__Set exercise__:
Read through the records below and copy each line that uses the word "name".

(Stored entries)
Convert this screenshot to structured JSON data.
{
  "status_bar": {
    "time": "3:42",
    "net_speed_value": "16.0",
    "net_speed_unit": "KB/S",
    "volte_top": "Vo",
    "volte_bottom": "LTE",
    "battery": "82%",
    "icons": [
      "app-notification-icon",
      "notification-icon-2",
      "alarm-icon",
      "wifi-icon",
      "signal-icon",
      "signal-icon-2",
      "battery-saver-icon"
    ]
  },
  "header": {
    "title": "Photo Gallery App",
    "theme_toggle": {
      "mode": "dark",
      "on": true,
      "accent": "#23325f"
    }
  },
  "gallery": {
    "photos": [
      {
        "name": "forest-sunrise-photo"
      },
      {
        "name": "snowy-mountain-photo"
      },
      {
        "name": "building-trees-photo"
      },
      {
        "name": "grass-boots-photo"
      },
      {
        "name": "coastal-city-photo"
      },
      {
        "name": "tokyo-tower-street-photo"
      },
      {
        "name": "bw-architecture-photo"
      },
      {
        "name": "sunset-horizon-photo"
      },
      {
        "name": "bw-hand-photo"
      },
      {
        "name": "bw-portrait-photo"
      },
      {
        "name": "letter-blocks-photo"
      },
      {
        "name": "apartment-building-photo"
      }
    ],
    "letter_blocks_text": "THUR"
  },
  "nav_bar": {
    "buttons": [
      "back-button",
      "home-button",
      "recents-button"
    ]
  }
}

__Finished answer__:
        "name": "forest-sunrise-photo"
        "name": "snowy-mountain-photo"
        "name": "building-trees-photo"
        "name": "grass-boots-photo"
        "name": "coastal-city-photo"
        "name": "tokyo-tower-street-photo"
        "name": "bw-architecture-photo"
        "name": "sunset-horizon-photo"
        "name": "bw-hand-photo"
        "name": "bw-portrait-photo"
        "name": "letter-blocks-photo"
        "name": "apartment-building-photo"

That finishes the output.